Dataset entries on figures
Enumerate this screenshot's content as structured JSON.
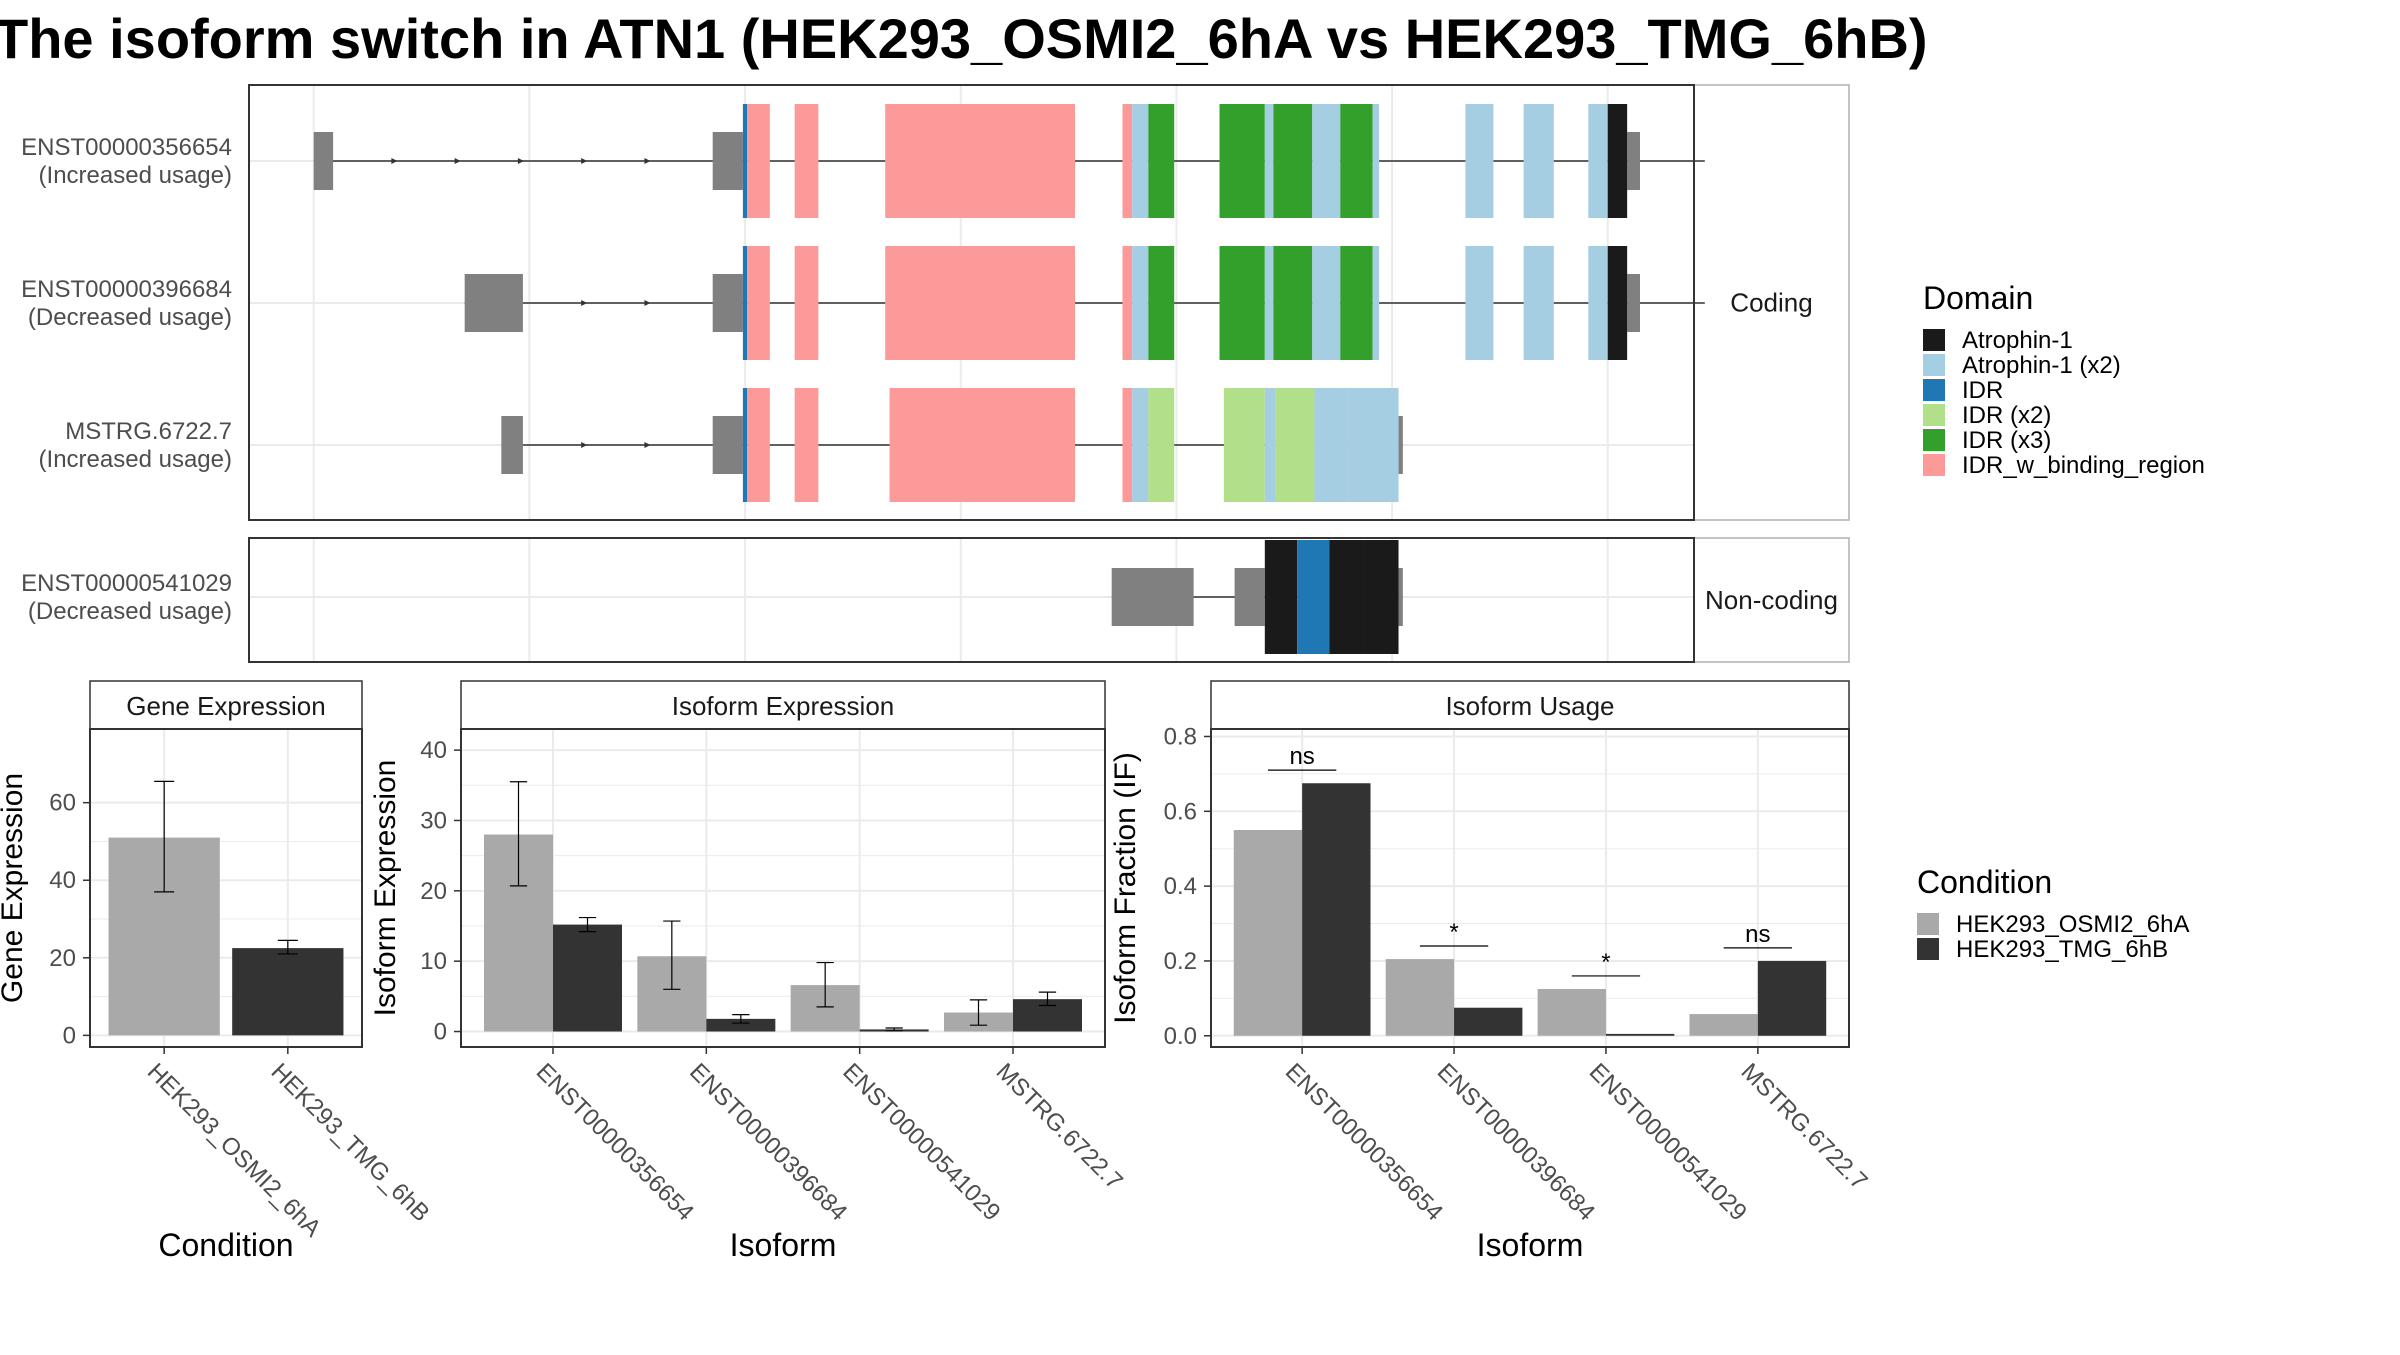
{
  "title": "The isoform switch in ATN1 (HEK293_OSMI2_6hA vs HEK293_TMG_6hB)",
  "colors": {
    "intron": "#333333",
    "utr": "#808080",
    "panel_border": "#333333",
    "strip_fill": "#ffffff",
    "grid": "#ebebeb",
    "condition_a": "#a9a9a9",
    "condition_b": "#333333"
  },
  "transcript_panel": {
    "facets": [
      {
        "label": "Coding",
        "rows": [
          0,
          1,
          2
        ]
      },
      {
        "label": "Non-coding",
        "rows": [
          3
        ]
      }
    ],
    "x_breaks": [
      -6200,
      -5200,
      -4200,
      -3200,
      -2200,
      -1200,
      -200
    ],
    "x_lim": [
      -6500,
      200
    ],
    "rows": [
      {
        "id": "ENST00000356654",
        "usage": "(Increased usage)",
        "utr": [
          [
            -6200,
            -6110
          ],
          [
            -4350,
            -4210
          ],
          [
            -110,
            250
          ]
        ],
        "cds": [
          [
            -4210,
            -4190
          ],
          [
            -4190,
            -4085
          ],
          [
            -3970,
            -3860
          ],
          [
            -3550,
            -2670
          ],
          [
            -2450,
            -2405
          ],
          [
            -2405,
            -2330
          ],
          [
            -2330,
            -2210
          ],
          [
            -2000,
            -1790
          ],
          [
            -1790,
            -1750
          ],
          [
            -1750,
            -1570
          ],
          [
            -1570,
            -1440
          ],
          [
            -1440,
            -1290
          ],
          [
            -1290,
            -1260
          ],
          [
            -860,
            -730
          ],
          [
            -590,
            -450
          ],
          [
            -290,
            -200
          ],
          [
            -200,
            -110
          ]
        ],
        "cds_domains": [
          "IDR",
          "IDR_w_binding_region",
          "IDR_w_binding_region",
          "IDR_w_binding_region",
          "IDR_w_binding_region",
          "Atrophin-1 (x2)",
          "IDR (x3)",
          "IDR (x3)",
          "Atrophin-1 (x2)",
          "IDR (x3)",
          "Atrophin-1 (x2)",
          "IDR (x3)",
          "Atrophin-1 (x2)",
          "Atrophin-1 (x2)",
          "Atrophin-1 (x2)",
          "Atrophin-1 (x2)",
          "Atrophin-1"
        ]
      },
      {
        "id": "ENST00000396684",
        "usage": "(Decreased usage)",
        "utr": [
          [
            -5500,
            -5230
          ],
          [
            -4350,
            -4210
          ],
          [
            -110,
            250
          ]
        ],
        "cds": [
          [
            -4210,
            -4190
          ],
          [
            -4190,
            -4085
          ],
          [
            -3970,
            -3860
          ],
          [
            -3550,
            -2670
          ],
          [
            -2450,
            -2405
          ],
          [
            -2405,
            -2330
          ],
          [
            -2330,
            -2210
          ],
          [
            -2000,
            -1790
          ],
          [
            -1790,
            -1750
          ],
          [
            -1750,
            -1570
          ],
          [
            -1570,
            -1440
          ],
          [
            -1440,
            -1290
          ],
          [
            -1290,
            -1260
          ],
          [
            -860,
            -730
          ],
          [
            -590,
            -450
          ],
          [
            -290,
            -200
          ],
          [
            -200,
            -110
          ]
        ],
        "cds_domains": [
          "IDR",
          "IDR_w_binding_region",
          "IDR_w_binding_region",
          "IDR_w_binding_region",
          "IDR_w_binding_region",
          "Atrophin-1 (x2)",
          "IDR (x3)",
          "IDR (x3)",
          "Atrophin-1 (x2)",
          "IDR (x3)",
          "Atrophin-1 (x2)",
          "IDR (x3)",
          "Atrophin-1 (x2)",
          "Atrophin-1 (x2)",
          "Atrophin-1 (x2)",
          "Atrophin-1 (x2)",
          "Atrophin-1"
        ]
      },
      {
        "id": "MSTRG.6722.7",
        "usage": "(Increased usage)",
        "utr": [
          [
            -5330,
            -5230
          ],
          [
            -4350,
            -4210
          ],
          [
            -1170,
            -1150
          ]
        ],
        "cds": [
          [
            -4210,
            -4190
          ],
          [
            -4190,
            -4085
          ],
          [
            -3970,
            -3860
          ],
          [
            -3530,
            -2670
          ],
          [
            -2450,
            -2405
          ],
          [
            -2405,
            -2330
          ],
          [
            -2330,
            -2210
          ],
          [
            -1980,
            -1790
          ],
          [
            -1790,
            -1740
          ],
          [
            -1740,
            -1560
          ],
          [
            -1560,
            -1400
          ],
          [
            -1400,
            -1170
          ]
        ],
        "cds_domains": [
          "IDR",
          "IDR_w_binding_region",
          "IDR_w_binding_region",
          "IDR_w_binding_region",
          "IDR_w_binding_region",
          "Atrophin-1 (x2)",
          "IDR (x2)",
          "IDR (x2)",
          "Atrophin-1 (x2)",
          "IDR (x2)",
          "Atrophin-1 (x2)",
          "Atrophin-1 (x2)"
        ]
      },
      {
        "id": "ENST00000541029",
        "usage": "(Decreased usage)",
        "utr": [
          [
            -2500,
            -2120
          ],
          [
            -1930,
            -1790
          ],
          [
            -1170,
            -1150
          ]
        ],
        "cds": [
          [
            -1790,
            -1640
          ],
          [
            -1640,
            -1490
          ],
          [
            -1490,
            -1330
          ],
          [
            -1330,
            -1170
          ]
        ],
        "cds_domains": [
          "Atrophin-1",
          "IDR",
          "Atrophin-1",
          "Atrophin-1"
        ]
      }
    ]
  },
  "legend_domain": {
    "title": "Domain",
    "items": [
      {
        "label": "Atrophin-1",
        "color": "#1a1a1a"
      },
      {
        "label": "Atrophin-1 (x2)",
        "color": "#a6cee3"
      },
      {
        "label": "IDR",
        "color": "#1f78b4"
      },
      {
        "label": "IDR (x2)",
        "color": "#b2df8a"
      },
      {
        "label": "IDR (x3)",
        "color": "#33a02c"
      },
      {
        "label": "IDR_w_binding_region",
        "color": "#fb9a99"
      }
    ]
  },
  "legend_condition": {
    "title": "Condition",
    "items": [
      {
        "label": "HEK293_OSMI2_6hA",
        "color": "#a9a9a9"
      },
      {
        "label": "HEK293_TMG_6hB",
        "color": "#333333"
      }
    ]
  },
  "chart_data": [
    {
      "type": "bar",
      "title": "Gene Expression",
      "xlabel": "Condition",
      "ylabel": "Gene Expression",
      "categories": [
        "HEK293_OSMI2_6hA",
        "HEK293_TMG_6hB"
      ],
      "values": [
        51,
        22.5
      ],
      "errors": [
        [
          37,
          65.5
        ],
        [
          21,
          24.5
        ]
      ],
      "ylim": [
        -3,
        79
      ],
      "yticks": [
        0,
        20,
        40,
        60
      ]
    },
    {
      "type": "bar",
      "title": "Isoform Expression",
      "xlabel": "Isoform",
      "ylabel": "Isoform Expression",
      "categories": [
        "ENST00000356654",
        "ENST00000396684",
        "ENST00000541029",
        "MSTRG.6722.7"
      ],
      "series": [
        {
          "name": "HEK293_OSMI2_6hA",
          "values": [
            28,
            10.7,
            6.6,
            2.7
          ],
          "errors": [
            [
              20.7,
              35.5
            ],
            [
              6,
              15.7
            ],
            [
              3.5,
              9.8
            ],
            [
              0.9,
              4.5
            ]
          ]
        },
        {
          "name": "HEK293_TMG_6hB",
          "values": [
            15.2,
            1.8,
            0.3,
            4.6
          ],
          "errors": [
            [
              14.2,
              16.2
            ],
            [
              1.2,
              2.4
            ],
            [
              0.1,
              0.5
            ],
            [
              3.7,
              5.6
            ]
          ]
        }
      ],
      "ylim": [
        -2.2,
        43
      ],
      "yticks": [
        0,
        10,
        20,
        30,
        40
      ]
    },
    {
      "type": "bar",
      "title": "Isoform Usage",
      "xlabel": "Isoform",
      "ylabel": "Isoform Fraction (IF)",
      "categories": [
        "ENST00000356654",
        "ENST00000396684",
        "ENST00000541029",
        "MSTRG.6722.7"
      ],
      "series": [
        {
          "name": "HEK293_OSMI2_6hA",
          "values": [
            0.55,
            0.205,
            0.125,
            0.058
          ]
        },
        {
          "name": "HEK293_TMG_6hB",
          "values": [
            0.675,
            0.075,
            0.005,
            0.2
          ]
        }
      ],
      "significance": [
        "ns",
        "*",
        "*",
        "ns"
      ],
      "ylim": [
        -0.03,
        0.82
      ],
      "yticks": [
        "0.0",
        "0.2",
        "0.4",
        "0.6",
        "0.8"
      ]
    }
  ]
}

* [What the exercise asks] From the entries, copy out each line containing the word "Gene".

* [Correct response]
      "title": "Gene Expression",
      "ylabel": "Gene Expression",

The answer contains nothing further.